RECORDS FOR THIS EXERCISE
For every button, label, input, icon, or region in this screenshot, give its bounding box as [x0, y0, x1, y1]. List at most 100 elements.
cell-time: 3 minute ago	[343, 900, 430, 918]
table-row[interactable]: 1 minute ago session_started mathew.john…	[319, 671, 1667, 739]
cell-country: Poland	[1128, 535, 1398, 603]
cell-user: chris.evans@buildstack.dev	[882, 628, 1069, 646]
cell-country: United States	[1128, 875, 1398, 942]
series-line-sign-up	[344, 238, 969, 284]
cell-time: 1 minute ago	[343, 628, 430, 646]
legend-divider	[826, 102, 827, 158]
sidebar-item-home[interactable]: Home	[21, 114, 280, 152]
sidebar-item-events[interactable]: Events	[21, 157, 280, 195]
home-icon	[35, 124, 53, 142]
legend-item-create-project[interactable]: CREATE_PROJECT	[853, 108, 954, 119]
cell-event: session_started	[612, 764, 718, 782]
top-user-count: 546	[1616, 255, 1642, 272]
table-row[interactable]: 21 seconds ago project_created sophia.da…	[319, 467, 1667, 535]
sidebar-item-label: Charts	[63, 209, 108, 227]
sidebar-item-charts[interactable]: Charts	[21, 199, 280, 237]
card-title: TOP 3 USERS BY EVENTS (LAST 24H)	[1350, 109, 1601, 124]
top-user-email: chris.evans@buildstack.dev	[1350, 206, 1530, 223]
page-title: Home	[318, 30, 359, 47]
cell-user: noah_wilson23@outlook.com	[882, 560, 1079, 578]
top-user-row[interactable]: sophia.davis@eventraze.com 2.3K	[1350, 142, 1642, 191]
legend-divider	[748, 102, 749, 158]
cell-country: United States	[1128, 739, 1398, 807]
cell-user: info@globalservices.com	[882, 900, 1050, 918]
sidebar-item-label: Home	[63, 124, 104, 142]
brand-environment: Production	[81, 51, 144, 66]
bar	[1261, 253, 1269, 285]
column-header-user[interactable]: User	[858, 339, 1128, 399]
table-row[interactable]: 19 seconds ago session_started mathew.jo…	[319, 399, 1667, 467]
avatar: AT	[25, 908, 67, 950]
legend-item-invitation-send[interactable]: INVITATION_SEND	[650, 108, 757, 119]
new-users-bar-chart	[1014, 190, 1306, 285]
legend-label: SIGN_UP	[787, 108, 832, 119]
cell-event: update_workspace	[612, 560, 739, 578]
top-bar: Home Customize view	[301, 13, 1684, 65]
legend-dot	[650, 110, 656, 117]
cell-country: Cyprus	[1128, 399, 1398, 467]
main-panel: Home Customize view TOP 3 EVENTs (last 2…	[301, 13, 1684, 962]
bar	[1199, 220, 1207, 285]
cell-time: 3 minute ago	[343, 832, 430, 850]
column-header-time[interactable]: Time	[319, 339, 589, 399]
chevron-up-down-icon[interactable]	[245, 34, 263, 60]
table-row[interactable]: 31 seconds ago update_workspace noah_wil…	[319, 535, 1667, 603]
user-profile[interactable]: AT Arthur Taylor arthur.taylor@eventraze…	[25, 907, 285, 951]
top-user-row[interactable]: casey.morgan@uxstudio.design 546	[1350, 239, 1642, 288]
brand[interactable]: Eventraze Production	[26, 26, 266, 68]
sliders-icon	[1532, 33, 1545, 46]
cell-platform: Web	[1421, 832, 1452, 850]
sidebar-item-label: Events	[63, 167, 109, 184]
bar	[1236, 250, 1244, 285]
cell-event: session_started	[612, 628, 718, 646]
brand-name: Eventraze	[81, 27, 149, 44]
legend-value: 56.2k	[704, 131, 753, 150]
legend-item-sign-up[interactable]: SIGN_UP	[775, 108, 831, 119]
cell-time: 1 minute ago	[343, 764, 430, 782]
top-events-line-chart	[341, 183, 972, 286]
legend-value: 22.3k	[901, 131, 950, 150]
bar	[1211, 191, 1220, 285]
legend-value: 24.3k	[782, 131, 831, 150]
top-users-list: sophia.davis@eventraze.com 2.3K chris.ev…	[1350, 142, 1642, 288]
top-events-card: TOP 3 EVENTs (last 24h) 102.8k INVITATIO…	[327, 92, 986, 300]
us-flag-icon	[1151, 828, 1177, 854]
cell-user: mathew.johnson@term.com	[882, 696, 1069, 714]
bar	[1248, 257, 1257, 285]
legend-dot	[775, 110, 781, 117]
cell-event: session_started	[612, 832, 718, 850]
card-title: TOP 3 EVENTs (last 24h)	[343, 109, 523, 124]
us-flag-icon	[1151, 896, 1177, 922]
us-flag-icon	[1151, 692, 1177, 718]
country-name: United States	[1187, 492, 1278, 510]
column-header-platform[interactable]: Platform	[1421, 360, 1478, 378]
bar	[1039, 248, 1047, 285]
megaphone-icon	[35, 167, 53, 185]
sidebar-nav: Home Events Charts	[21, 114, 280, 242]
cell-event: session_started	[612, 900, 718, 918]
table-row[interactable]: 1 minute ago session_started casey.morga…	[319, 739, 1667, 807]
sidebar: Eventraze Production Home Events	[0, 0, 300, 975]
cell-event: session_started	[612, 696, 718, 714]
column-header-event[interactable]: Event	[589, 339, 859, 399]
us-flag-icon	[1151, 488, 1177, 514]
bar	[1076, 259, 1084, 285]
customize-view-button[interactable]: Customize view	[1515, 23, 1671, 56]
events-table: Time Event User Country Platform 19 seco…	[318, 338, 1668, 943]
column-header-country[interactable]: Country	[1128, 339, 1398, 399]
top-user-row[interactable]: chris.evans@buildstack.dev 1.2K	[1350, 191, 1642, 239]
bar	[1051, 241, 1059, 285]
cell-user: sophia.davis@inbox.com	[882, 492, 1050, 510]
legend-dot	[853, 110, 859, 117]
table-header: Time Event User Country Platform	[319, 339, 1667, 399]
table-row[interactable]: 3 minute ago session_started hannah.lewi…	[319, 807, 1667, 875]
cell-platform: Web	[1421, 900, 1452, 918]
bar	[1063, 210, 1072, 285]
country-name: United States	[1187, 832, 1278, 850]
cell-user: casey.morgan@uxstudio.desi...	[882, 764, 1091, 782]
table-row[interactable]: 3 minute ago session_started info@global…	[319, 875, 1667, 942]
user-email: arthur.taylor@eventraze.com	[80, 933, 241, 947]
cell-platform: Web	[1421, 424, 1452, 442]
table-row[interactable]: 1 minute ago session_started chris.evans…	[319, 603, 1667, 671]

THE PROBLEM
Locate every line in the entries above that contains the word "Production" and copy each of those lines in full. Case counts.

EXERCISE OUTPUT
brand-environment: Production	[81, 51, 144, 66]
brand[interactable]: Eventraze Production	[26, 26, 266, 68]
sidebar: Eventraze Production Home Events	[0, 0, 300, 975]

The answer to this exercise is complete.